* start DATA EXTRACT *
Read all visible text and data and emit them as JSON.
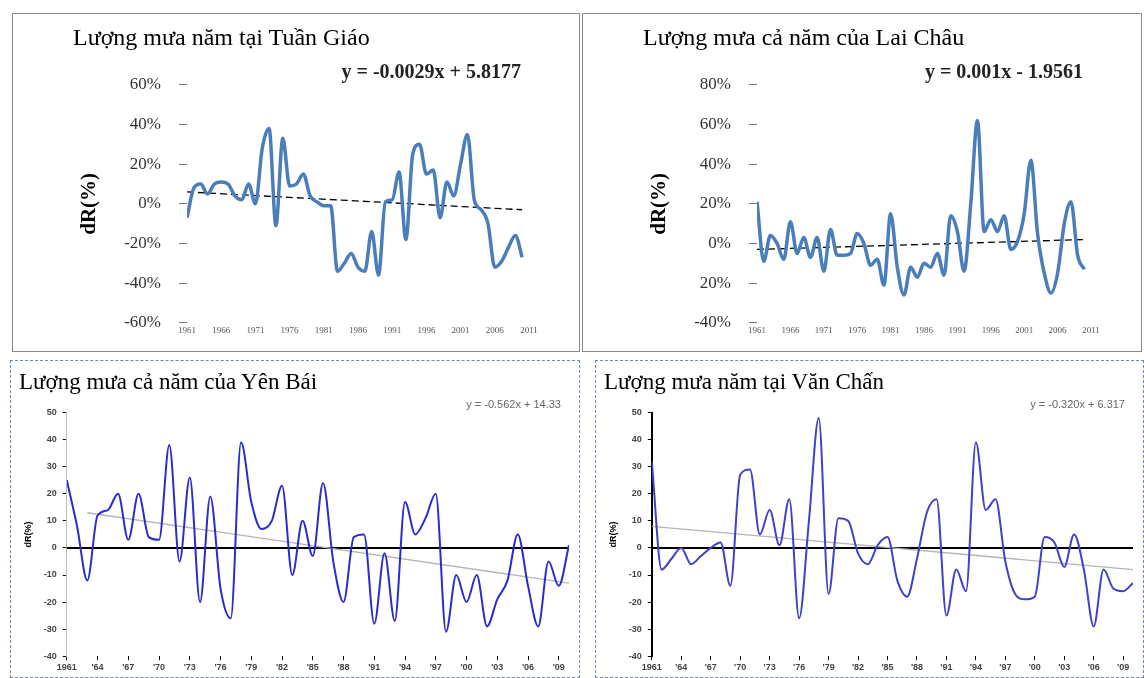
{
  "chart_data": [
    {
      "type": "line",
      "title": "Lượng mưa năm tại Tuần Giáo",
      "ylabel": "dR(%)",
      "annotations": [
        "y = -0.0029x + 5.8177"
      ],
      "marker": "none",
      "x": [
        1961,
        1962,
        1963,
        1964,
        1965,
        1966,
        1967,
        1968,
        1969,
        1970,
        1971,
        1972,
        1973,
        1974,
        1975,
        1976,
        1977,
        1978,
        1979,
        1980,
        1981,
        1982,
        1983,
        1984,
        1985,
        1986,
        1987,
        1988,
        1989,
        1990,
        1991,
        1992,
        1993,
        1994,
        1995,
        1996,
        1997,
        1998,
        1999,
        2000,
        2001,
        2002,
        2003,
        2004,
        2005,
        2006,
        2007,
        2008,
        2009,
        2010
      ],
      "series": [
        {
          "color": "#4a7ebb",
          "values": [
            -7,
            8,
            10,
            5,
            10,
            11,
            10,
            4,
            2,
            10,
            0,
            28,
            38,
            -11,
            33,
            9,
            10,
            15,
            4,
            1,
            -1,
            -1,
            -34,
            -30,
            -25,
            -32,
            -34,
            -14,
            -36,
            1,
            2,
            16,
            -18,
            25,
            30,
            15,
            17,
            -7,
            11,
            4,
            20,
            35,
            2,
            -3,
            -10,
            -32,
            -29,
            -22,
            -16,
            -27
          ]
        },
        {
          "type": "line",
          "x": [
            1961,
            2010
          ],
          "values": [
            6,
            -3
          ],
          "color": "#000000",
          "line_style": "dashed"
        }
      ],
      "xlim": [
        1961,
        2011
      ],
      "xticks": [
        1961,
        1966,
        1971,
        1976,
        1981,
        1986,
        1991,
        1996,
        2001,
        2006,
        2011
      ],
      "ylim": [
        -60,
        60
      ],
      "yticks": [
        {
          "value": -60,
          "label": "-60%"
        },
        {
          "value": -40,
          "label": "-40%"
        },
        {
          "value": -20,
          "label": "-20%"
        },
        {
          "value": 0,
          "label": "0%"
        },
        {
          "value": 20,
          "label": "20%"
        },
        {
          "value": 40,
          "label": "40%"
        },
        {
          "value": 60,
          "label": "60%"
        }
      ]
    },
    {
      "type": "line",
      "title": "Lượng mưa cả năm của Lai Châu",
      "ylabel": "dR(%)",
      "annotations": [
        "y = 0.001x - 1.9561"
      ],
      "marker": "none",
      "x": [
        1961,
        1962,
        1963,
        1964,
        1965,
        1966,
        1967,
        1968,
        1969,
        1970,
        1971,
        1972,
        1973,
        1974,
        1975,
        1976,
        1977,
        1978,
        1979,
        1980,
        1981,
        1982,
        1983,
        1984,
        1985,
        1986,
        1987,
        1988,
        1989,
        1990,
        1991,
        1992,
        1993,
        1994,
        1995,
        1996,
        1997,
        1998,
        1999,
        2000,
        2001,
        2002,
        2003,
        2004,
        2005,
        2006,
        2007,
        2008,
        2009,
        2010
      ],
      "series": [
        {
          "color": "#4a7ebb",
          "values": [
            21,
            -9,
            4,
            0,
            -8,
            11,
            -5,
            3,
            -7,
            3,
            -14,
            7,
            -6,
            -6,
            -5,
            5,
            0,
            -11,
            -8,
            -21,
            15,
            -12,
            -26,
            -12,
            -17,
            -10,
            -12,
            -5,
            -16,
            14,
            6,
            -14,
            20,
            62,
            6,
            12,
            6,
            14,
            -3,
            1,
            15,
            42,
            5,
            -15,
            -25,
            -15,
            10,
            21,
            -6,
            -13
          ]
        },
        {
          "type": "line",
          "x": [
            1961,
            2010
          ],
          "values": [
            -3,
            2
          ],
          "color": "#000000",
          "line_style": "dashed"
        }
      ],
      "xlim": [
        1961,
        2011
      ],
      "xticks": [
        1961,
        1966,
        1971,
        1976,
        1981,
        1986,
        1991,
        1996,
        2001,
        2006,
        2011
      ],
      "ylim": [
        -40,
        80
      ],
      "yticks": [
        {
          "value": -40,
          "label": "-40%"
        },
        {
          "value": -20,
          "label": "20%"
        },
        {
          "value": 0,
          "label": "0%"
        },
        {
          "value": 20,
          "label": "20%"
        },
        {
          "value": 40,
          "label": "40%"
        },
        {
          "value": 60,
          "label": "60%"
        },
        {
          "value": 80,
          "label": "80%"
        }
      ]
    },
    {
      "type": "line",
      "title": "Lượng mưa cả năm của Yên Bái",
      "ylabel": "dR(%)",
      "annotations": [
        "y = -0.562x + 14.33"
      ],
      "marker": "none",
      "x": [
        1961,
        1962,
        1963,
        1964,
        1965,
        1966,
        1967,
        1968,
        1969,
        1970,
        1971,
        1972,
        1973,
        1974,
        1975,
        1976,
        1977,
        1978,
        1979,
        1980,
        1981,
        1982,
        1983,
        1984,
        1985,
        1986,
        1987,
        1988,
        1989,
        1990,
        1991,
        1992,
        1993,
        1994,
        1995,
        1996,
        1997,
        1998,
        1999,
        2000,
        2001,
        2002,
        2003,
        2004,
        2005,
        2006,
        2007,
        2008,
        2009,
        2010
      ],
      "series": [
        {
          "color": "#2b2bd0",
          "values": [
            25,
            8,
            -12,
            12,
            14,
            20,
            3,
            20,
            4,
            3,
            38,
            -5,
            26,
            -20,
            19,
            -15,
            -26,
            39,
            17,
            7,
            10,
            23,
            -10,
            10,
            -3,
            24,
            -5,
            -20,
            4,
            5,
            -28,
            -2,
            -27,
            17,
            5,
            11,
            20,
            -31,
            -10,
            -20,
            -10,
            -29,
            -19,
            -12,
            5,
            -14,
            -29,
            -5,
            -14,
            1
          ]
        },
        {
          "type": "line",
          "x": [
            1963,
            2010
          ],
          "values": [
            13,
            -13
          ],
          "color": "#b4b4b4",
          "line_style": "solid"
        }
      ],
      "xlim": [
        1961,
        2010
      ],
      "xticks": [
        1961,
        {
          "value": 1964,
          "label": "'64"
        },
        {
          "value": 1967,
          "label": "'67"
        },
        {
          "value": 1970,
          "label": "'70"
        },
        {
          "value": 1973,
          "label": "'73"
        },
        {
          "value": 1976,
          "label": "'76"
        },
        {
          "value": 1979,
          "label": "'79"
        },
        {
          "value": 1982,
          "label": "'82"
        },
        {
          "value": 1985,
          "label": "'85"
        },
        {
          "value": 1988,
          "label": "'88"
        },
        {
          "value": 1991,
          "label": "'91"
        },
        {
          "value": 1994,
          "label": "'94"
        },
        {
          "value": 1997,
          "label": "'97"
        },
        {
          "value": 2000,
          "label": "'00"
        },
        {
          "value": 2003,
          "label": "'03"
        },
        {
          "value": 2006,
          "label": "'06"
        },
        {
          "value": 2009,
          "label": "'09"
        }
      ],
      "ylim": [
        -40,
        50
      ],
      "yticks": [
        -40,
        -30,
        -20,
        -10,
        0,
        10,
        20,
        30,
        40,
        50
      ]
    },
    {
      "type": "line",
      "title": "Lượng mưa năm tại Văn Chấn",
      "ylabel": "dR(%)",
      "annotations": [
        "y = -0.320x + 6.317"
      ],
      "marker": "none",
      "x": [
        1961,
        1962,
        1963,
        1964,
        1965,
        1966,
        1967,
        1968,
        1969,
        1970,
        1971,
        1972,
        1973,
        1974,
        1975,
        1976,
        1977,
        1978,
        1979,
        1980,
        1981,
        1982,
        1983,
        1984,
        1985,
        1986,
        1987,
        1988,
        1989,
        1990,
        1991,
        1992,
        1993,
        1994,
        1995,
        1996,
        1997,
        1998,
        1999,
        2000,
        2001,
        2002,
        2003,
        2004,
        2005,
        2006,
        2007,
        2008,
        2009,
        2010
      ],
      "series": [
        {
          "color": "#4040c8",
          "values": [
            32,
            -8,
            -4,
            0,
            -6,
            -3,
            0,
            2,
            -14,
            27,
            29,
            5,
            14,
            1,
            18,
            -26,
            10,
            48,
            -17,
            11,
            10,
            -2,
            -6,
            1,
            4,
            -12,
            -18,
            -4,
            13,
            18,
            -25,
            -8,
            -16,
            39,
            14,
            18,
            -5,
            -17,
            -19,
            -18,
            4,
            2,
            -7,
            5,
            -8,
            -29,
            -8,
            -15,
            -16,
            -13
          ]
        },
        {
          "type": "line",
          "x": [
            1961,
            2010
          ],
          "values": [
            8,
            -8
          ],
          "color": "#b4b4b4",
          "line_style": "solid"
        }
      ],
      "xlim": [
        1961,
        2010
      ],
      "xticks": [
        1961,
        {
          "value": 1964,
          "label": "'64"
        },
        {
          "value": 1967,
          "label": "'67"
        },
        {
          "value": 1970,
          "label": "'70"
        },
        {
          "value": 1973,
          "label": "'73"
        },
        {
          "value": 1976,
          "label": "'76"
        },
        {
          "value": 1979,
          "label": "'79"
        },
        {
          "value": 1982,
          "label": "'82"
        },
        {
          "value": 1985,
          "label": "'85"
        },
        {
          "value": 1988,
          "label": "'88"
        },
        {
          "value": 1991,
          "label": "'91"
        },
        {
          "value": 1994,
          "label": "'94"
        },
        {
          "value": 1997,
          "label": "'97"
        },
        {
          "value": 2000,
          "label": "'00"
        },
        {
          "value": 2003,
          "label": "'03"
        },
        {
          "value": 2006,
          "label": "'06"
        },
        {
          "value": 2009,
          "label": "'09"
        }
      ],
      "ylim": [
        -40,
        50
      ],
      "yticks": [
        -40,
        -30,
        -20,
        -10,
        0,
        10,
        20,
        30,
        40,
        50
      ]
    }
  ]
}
* end DATA EXTRACT *
* start DATA EXTRACT *
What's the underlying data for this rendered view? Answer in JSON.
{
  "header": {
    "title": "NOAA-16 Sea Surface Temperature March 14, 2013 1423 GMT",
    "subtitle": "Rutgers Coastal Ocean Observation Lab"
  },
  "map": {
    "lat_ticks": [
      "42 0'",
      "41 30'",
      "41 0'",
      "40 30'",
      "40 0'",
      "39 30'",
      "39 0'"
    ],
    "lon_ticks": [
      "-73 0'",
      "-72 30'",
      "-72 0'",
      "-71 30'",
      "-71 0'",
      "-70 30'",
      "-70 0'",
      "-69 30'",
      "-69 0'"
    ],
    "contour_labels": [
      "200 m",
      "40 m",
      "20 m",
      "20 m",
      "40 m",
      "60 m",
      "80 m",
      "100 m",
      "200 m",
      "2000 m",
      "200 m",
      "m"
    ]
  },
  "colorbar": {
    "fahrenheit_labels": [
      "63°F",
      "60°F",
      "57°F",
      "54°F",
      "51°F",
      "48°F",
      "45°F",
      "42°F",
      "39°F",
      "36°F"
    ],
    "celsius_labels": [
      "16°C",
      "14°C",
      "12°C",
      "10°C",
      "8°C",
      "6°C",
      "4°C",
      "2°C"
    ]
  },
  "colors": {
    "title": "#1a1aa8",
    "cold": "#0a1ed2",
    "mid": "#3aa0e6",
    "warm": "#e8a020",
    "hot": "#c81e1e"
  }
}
* end DATA EXTRACT *
WHAT IS BEING ASKED
Which lines hold the word "Lượng"? Copy all of them.

THE ANSWER
      "title": "Lượng mưa năm tại Tuần Giáo",
      "title": "Lượng mưa cả năm của Lai Châu",
      "title": "Lượng mưa cả năm của Yên Bái",
      "title": "Lượng mưa năm tại Văn Chấn",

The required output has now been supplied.